作業指示 1 ▸ 妻のがんについての文書抜粋を読み、次の(a)〜(c)が本文と合っているかを判定してください。それぞれ「はい」か「いいえ」で答え、判断の決め手となる本文の言葉をそのまま引用すること。(a) 仲人を務めた元上司は、奥様をがんで亡くしている。(b) 午前中の検査で告げられた診断はステージⅡだった。(c) 千恵はコーヒー浣腸を進んで受け入れた。
作業指示 2 ▸ 妻のがんについての文書抜粋で、「これ、本当にがんに効くの?」という千恵の問いに、「私」は効果は間違いないと答えています。その根拠として本文が挙げている点を1〜3文で説明してください。
作業指示 3 ▸ 妻のがんについての文書抜粋で、「私」は元上司とどこで話をしましたか。

文書抜粋 ▸
:::

冬の訪れと卒業式
会社に行っても、仕事は手に付かなかった。私たちの仲人であり、奥様をがんで亡くされた元上司が座っている席に自然と足が向いていた。今直ぐにでも、誰かに胸の内を話したかった。
「実は、妻が乳がんを患ってしまって……」
「今日、午前中に病院に行って、検査したところ、ステージⅢの末期と言われました」
「この事態にどう対応していけば良いのか? 今できることは何でしょうか?」
個室で話をしたが、涙声で話がしどろもどろになっているのが自分でも分かった。いろいろアドバイスをいただいたが、よく覚えていない。
自席に戻り、「目が腫れて、赤くなっているけど、どうかした?」と隣席の人から言われたが、何も返事はしなかった。就業終了時刻まで、ずっと上の空だった。
千恵ががんと診断されてから、仕事が手に付かなくなった。インターネットでがんを克服した人の体験談や治療法を時間の許す限り検索した。効果があると信じ、ある治療の本を購入した。そこには、
・コーヒー浣腸
・飲尿
・人参ジュース
と書かれていた。他にもいくつか書いてあったが覚えていない。何でも試してみることにした。
千恵は、コーヒー浣腸を嫌がっていた。
「これ、本当にがんに効くの?」
「本に書いてあるんだから、間違いないと思うけど……」
と返答したものの、疑いは少なからずあった。最初に私がやってみた。がんを患った人でなくてもきっと試してみても大丈夫だろうと思った。

:::

(ページレイアウト解析データ)
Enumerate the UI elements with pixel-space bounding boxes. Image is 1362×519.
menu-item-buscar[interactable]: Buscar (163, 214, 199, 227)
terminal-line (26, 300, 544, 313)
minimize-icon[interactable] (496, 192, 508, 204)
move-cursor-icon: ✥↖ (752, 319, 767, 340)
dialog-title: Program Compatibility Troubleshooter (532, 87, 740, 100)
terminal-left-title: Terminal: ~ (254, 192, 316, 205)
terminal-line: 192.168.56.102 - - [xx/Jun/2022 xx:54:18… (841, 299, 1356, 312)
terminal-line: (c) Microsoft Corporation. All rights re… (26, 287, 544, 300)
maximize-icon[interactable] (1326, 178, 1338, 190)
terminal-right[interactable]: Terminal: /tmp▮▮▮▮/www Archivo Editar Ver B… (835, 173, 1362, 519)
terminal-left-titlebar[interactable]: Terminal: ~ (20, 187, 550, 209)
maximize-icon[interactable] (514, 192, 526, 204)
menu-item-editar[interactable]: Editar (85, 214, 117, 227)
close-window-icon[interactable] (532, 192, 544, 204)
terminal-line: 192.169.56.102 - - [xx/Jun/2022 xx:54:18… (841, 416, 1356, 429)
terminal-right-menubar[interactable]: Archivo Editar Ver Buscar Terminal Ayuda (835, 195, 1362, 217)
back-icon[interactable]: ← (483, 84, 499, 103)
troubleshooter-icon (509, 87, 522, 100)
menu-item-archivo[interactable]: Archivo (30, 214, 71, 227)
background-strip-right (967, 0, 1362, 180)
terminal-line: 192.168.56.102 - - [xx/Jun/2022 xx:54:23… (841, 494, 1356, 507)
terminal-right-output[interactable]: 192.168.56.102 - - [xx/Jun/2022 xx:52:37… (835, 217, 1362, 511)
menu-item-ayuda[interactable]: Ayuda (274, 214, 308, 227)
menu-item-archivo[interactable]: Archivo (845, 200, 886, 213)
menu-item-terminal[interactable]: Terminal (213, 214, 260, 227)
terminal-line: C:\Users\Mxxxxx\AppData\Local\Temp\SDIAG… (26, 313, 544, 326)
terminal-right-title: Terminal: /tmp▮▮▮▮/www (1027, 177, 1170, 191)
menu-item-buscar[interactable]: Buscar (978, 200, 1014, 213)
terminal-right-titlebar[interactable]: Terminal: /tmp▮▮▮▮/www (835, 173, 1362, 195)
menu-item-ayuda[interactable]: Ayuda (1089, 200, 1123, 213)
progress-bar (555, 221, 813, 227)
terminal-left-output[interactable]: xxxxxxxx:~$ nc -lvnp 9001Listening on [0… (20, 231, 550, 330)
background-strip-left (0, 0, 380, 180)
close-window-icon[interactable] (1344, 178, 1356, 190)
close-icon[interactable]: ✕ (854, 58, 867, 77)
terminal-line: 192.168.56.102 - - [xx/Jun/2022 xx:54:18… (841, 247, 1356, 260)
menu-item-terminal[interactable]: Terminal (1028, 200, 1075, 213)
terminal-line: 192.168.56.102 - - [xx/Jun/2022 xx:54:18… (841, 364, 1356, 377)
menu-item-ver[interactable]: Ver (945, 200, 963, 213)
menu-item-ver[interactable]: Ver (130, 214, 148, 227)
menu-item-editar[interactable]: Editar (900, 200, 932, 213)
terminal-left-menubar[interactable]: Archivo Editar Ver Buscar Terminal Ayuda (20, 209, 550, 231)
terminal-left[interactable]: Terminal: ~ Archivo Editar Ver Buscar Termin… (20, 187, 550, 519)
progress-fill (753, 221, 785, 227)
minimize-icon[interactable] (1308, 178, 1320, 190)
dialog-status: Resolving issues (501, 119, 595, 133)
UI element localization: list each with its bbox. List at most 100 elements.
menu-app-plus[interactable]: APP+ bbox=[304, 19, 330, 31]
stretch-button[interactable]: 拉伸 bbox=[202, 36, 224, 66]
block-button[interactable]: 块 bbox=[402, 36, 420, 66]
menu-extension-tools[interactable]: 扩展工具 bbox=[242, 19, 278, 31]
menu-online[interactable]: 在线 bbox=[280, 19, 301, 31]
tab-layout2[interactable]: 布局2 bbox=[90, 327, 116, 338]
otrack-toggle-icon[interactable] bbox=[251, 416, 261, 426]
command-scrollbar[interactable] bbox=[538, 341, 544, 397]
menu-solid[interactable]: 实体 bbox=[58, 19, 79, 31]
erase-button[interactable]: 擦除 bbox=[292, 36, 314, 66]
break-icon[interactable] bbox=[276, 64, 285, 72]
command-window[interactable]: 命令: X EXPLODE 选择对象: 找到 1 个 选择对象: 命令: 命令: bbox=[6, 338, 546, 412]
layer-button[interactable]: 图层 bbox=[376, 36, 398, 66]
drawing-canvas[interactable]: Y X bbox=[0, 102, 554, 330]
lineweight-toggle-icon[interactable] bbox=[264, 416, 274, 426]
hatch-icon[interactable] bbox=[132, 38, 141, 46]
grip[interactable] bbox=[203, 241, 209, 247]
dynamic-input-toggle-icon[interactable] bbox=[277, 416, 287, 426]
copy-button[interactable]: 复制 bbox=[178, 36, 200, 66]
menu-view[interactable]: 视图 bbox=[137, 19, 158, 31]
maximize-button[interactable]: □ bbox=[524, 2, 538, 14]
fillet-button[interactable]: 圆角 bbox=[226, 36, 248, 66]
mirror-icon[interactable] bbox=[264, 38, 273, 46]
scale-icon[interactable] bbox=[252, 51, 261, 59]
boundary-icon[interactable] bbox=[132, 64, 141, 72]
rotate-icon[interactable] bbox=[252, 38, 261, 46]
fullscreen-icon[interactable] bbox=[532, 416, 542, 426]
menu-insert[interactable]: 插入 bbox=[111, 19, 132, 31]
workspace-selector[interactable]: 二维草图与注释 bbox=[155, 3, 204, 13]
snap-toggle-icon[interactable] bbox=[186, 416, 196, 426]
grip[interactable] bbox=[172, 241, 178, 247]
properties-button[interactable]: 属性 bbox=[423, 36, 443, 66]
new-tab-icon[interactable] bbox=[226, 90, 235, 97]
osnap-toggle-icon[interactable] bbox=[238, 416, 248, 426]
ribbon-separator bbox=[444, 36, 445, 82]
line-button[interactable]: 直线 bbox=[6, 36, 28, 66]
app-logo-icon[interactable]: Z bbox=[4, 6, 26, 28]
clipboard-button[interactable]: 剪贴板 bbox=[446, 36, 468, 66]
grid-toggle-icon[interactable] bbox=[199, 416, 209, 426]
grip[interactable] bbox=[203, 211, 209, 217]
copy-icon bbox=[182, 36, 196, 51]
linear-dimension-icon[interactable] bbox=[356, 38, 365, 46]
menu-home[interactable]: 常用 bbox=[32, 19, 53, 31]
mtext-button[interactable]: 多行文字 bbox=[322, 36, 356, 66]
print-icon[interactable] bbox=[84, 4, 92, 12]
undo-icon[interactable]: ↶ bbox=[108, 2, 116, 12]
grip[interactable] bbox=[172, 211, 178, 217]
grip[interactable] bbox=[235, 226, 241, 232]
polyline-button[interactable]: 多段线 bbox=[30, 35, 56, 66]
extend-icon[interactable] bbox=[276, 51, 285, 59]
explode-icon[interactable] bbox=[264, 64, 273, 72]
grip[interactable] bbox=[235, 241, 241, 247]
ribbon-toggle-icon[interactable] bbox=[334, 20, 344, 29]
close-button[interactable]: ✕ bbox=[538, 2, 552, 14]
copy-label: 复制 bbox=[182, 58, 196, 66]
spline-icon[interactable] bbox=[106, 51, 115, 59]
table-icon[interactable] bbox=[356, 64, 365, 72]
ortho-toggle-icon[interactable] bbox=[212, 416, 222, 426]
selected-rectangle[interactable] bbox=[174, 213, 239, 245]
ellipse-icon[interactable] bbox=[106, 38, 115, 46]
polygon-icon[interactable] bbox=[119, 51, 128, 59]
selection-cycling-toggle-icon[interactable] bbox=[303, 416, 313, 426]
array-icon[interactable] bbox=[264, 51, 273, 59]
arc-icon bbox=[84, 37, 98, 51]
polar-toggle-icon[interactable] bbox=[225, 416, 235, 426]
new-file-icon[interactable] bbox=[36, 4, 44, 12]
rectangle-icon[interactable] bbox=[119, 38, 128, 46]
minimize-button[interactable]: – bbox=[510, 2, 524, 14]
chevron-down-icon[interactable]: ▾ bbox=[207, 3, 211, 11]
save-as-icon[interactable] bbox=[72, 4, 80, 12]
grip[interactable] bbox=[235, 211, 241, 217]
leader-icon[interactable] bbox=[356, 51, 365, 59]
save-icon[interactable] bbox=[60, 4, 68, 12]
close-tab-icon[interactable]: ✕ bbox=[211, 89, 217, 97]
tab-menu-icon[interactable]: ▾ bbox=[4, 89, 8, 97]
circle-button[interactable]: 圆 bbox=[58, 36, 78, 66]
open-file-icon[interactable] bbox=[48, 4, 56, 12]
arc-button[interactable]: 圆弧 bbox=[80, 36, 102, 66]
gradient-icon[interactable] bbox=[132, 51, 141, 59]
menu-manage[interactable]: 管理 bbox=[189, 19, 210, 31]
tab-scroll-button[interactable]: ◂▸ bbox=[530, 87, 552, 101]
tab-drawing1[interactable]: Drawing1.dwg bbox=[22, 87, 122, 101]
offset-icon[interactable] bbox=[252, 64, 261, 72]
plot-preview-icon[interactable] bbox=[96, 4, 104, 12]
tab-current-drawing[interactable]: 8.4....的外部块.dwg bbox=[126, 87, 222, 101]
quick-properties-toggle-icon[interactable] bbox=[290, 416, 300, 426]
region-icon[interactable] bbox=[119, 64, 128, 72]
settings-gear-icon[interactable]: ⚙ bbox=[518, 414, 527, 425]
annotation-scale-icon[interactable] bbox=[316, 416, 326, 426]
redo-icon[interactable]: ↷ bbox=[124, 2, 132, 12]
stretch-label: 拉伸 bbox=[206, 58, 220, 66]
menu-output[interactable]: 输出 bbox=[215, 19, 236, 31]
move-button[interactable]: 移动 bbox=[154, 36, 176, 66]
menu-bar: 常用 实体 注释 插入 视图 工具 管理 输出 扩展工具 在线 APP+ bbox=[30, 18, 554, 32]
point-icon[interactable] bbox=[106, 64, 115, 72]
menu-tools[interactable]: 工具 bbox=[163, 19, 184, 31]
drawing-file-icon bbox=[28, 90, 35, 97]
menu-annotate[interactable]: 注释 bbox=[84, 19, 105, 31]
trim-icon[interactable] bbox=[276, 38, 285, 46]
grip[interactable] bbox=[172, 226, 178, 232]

:::

解答 1 ▸
(a) はい。「奥様をがんで亡くされた元上司」
(b) いいえ。「ステージⅢの末期と言われました」
(c) いいえ。「千恵は、コーヒー浣腸を嫌がっていた。」

解答 2 ▸ 本にそう書いてあるから、というのが根拠です。「私」は「本に書いてあるんだから、間違いないと思うけど……」と答えています。ただし、内心では疑いも少なからず抱いていました。

解答 3 ▸ 個室です。